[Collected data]
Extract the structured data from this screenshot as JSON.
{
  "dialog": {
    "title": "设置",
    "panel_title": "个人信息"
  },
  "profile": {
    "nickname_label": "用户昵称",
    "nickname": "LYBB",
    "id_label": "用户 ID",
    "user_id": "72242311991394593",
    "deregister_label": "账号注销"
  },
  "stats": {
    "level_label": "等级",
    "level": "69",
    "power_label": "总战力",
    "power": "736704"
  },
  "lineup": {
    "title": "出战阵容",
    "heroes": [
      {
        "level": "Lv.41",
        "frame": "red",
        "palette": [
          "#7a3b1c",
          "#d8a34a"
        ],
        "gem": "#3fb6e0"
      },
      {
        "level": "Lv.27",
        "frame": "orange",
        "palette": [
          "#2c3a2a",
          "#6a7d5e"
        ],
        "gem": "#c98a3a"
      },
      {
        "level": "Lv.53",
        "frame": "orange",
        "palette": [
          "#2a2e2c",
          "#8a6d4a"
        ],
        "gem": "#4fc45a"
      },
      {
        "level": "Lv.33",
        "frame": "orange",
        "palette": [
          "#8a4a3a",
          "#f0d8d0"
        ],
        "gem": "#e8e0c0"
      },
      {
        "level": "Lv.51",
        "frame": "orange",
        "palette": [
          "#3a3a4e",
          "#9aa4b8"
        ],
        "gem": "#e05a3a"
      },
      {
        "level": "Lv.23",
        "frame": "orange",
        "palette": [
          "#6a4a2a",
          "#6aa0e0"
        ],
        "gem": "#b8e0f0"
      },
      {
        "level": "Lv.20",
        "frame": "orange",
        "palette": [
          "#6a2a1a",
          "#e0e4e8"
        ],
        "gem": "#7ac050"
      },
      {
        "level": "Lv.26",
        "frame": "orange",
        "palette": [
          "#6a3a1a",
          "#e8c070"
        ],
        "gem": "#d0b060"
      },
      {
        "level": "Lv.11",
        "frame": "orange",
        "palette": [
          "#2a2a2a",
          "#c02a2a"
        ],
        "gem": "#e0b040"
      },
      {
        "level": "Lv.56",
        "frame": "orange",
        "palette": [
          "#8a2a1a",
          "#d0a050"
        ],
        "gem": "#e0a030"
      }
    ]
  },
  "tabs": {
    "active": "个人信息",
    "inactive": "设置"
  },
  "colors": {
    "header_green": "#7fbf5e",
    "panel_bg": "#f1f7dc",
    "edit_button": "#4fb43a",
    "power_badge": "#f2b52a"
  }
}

» **TO DO**:
Go through the material above line by line and copy it exactly.

» **COMPLETED EXERCISE**:
Extract the structured data from this screenshot as JSON.
{
  "dialog": {
    "title": "设置",
    "panel_title": "个人信息"
  },
  "profile": {
    "nickname_label": "用户昵称",
    "nickname": "LYBB",
    "id_label": "用户 ID",
    "user_id": "72242311991394593",
    "deregister_label": "账号注销"
  },
  "stats": {
    "level_label": "等级",
    "level": "69",
    "power_label": "总战力",
    "power": "736704"
  },
  "lineup": {
    "title": "出战阵容",
    "heroes": [
      {
        "level": "Lv.41",
        "frame": "red",
        "palette": [
          "#7a3b1c",
          "#d8a34a"
        ],
        "gem": "#3fb6e0"
      },
      {
        "level": "Lv.27",
        "frame": "orange",
        "palette": [
          "#2c3a2a",
          "#6a7d5e"
        ],
        "gem": "#c98a3a"
      },
      {
        "level": "Lv.53",
        "frame": "orange",
        "palette": [
          "#2a2e2c",
          "#8a6d4a"
        ],
        "gem": "#4fc45a"
      },
      {
        "level": "Lv.33",
        "frame": "orange",
        "palette": [
          "#8a4a3a",
          "#f0d8d0"
        ],
        "gem": "#e8e0c0"
      },
      {
        "level": "Lv.51",
        "frame": "orange",
        "palette": [
          "#3a3a4e",
          "#9aa4b8"
        ],
        "gem": "#e05a3a"
      },
      {
        "level": "Lv.23",
        "frame": "orange",
        "palette": [
          "#6a4a2a",
          "#6aa0e0"
        ],
        "gem": "#b8e0f0"
      },
      {
        "level": "Lv.20",
        "frame": "orange",
        "palette": [
          "#6a2a1a",
          "#e0e4e8"
        ],
        "gem": "#7ac050"
      },
      {
        "level": "Lv.26",
        "frame": "orange",
        "palette": [
          "#6a3a1a",
          "#e8c070"
        ],
        "gem": "#d0b060"
      },
      {
        "level": "Lv.11",
        "frame": "orange",
        "palette": [
          "#2a2a2a",
          "#c02a2a"
        ],
        "gem": "#e0b040"
      },
      {
        "level": "Lv.56",
        "frame": "orange",
        "palette": [
          "#8a2a1a",
          "#d0a050"
        ],
        "gem": "#e0a030"
      }
    ]
  },
  "tabs": {
    "active": "个人信息",
    "inactive": "设置"
  },
  "colors": {
    "header_green": "#7fbf5e",
    "panel_bg": "#f1f7dc",
    "edit_button": "#4fb43a",
    "power_badge": "#f2b52a"
  }
}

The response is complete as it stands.